[START Task material]

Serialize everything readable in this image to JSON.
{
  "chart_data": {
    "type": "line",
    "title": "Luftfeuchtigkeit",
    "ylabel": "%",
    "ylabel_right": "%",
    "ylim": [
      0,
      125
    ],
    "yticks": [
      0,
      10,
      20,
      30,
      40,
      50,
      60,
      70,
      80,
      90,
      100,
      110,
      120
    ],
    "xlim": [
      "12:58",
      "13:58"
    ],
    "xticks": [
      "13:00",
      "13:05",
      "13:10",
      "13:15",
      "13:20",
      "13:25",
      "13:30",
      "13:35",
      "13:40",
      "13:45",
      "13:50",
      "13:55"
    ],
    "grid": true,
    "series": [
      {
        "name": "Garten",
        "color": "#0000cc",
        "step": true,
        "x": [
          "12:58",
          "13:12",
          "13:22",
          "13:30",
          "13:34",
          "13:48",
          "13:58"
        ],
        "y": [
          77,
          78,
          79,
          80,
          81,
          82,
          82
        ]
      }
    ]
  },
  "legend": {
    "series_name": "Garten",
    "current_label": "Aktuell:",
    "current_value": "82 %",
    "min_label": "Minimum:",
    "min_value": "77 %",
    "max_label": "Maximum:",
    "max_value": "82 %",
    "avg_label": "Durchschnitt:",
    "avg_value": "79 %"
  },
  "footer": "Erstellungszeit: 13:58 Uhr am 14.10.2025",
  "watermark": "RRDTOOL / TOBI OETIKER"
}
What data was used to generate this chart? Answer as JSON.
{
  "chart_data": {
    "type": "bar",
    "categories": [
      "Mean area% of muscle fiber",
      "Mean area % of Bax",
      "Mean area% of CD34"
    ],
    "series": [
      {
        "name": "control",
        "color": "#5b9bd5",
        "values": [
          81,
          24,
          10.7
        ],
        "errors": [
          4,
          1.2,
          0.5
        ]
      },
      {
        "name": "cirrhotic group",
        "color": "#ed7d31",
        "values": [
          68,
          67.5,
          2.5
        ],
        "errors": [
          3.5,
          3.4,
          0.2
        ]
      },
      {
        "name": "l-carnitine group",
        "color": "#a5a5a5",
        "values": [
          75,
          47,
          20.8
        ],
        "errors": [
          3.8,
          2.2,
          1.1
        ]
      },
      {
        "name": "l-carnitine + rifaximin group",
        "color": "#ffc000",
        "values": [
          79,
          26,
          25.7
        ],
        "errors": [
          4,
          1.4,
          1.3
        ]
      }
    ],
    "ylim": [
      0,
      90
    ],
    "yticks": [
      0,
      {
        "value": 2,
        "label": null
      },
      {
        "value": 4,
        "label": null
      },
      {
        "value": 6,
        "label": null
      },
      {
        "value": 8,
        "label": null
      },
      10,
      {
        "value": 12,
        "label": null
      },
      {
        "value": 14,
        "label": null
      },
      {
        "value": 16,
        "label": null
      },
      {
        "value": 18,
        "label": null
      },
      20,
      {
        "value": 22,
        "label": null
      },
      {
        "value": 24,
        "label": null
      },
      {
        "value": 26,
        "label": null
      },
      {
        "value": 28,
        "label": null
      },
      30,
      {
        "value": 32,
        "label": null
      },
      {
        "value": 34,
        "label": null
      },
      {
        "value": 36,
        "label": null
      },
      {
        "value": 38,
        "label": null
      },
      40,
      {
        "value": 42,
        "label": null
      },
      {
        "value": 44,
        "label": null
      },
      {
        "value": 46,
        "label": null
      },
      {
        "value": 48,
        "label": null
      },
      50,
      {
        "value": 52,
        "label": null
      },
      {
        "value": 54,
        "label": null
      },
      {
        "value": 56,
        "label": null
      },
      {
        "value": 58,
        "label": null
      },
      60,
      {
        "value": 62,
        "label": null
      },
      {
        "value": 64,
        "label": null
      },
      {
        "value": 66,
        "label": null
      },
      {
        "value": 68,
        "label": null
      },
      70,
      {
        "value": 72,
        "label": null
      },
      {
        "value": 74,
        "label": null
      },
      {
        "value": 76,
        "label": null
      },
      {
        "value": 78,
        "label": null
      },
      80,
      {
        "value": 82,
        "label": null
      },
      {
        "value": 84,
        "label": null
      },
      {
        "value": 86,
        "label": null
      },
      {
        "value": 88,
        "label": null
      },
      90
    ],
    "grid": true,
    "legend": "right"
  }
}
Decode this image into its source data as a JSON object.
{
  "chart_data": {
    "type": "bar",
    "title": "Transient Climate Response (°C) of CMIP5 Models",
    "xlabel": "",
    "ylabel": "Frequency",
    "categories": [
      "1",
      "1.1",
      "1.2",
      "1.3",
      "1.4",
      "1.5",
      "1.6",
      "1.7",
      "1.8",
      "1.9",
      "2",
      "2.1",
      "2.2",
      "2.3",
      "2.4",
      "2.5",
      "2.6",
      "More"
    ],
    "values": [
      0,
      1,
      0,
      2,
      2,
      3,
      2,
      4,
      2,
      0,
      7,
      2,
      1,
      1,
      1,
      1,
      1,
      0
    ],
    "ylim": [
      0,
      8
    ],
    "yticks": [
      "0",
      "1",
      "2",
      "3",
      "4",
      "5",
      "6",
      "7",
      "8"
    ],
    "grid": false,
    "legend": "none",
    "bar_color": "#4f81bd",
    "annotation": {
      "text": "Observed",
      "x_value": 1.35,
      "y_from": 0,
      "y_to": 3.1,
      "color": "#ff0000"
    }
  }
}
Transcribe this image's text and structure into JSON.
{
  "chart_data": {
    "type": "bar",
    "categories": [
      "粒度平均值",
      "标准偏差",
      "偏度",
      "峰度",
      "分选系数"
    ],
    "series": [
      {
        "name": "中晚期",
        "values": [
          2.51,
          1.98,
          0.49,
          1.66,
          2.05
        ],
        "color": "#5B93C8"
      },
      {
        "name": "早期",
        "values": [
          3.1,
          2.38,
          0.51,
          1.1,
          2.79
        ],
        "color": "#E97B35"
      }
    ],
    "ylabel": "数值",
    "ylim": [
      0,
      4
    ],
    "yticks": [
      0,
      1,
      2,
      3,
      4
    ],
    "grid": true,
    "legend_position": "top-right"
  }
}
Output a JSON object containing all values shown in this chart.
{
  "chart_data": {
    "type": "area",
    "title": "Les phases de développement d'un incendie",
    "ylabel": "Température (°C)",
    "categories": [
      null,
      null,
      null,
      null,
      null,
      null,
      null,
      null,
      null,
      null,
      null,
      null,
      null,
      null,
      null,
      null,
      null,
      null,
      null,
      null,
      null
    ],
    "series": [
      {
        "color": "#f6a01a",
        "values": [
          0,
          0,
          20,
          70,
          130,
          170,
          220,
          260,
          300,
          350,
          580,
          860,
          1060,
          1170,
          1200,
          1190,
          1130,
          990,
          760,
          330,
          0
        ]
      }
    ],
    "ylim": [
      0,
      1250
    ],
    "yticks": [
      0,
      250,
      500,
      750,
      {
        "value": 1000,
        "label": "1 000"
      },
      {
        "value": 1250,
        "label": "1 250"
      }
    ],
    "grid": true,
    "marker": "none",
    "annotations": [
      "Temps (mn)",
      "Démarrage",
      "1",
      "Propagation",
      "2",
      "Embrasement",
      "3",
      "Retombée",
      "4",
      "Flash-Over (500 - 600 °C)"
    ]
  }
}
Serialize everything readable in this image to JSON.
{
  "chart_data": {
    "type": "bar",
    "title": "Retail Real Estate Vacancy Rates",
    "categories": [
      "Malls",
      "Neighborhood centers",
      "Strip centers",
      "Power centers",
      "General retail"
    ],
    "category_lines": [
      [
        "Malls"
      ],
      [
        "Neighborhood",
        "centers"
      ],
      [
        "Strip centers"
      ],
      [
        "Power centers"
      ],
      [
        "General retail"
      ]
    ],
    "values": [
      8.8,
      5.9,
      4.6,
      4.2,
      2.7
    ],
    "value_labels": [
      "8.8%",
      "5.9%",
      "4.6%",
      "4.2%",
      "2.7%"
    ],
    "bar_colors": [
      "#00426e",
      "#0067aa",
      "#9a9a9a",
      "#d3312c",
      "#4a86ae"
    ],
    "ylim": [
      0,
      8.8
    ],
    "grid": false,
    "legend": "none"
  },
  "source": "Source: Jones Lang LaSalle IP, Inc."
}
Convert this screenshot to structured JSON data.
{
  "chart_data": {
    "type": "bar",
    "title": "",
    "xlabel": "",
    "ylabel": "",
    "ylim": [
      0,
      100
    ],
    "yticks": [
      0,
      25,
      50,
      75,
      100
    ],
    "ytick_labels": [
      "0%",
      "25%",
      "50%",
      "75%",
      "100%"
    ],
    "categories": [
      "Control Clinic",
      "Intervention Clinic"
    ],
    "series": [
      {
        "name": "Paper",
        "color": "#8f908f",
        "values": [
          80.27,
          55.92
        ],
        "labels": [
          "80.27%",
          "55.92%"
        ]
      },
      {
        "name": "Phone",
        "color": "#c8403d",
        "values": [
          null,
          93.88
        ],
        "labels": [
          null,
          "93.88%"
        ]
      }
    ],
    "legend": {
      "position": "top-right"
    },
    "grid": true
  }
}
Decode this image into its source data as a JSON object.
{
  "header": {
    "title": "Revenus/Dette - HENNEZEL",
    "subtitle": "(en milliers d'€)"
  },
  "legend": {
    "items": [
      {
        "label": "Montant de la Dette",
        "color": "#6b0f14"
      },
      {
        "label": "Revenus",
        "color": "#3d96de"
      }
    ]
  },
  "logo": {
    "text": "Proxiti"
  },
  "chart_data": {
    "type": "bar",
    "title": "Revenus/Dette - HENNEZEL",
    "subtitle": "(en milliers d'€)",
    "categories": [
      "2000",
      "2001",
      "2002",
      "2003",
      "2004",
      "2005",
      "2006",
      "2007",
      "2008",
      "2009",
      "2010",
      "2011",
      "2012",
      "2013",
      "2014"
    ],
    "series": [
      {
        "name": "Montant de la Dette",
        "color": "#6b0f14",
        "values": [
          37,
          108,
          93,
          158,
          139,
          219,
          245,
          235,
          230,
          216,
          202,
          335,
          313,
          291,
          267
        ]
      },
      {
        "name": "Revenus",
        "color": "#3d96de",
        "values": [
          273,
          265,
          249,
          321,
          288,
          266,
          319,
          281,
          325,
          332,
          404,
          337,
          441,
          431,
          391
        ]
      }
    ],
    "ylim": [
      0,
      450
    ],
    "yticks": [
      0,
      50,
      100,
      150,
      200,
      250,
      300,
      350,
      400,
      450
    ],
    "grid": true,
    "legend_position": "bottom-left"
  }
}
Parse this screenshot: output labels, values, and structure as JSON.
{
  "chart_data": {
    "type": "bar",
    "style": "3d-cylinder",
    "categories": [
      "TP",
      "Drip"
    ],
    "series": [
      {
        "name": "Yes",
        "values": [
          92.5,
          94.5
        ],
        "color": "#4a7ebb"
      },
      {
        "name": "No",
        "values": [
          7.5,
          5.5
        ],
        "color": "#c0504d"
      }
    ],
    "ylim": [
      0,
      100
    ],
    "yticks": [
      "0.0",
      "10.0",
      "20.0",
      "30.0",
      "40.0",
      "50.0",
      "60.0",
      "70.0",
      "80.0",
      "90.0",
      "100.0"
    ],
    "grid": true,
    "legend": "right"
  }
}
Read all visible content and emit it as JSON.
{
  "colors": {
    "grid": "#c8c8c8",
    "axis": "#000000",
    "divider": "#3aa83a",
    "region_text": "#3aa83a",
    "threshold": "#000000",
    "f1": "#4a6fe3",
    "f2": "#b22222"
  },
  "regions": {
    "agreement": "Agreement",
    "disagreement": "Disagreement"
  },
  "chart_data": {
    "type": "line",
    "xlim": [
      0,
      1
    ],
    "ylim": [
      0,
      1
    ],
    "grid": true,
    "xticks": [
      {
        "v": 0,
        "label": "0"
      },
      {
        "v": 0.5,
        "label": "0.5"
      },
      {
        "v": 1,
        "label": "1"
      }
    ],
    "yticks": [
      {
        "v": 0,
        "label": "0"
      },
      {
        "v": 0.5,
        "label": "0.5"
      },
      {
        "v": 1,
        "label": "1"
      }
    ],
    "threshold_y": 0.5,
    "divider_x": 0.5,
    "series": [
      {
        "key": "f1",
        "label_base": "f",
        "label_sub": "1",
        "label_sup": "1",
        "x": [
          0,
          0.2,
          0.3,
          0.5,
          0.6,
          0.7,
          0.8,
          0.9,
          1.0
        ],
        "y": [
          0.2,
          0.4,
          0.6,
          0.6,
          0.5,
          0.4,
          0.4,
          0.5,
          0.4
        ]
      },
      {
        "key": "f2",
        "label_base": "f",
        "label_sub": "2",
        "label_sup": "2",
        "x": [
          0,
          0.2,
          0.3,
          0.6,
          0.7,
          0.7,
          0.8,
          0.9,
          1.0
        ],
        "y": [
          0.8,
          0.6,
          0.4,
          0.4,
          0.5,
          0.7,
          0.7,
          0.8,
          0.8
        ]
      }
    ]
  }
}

[END Task material]

Exercise description:
Identify the lines that contain the string "Mean", and copy every one of them.

Worked answer:
      "Mean area% of muscle fiber",
      "Mean area % of Bax",
      "Mean area% of CD34"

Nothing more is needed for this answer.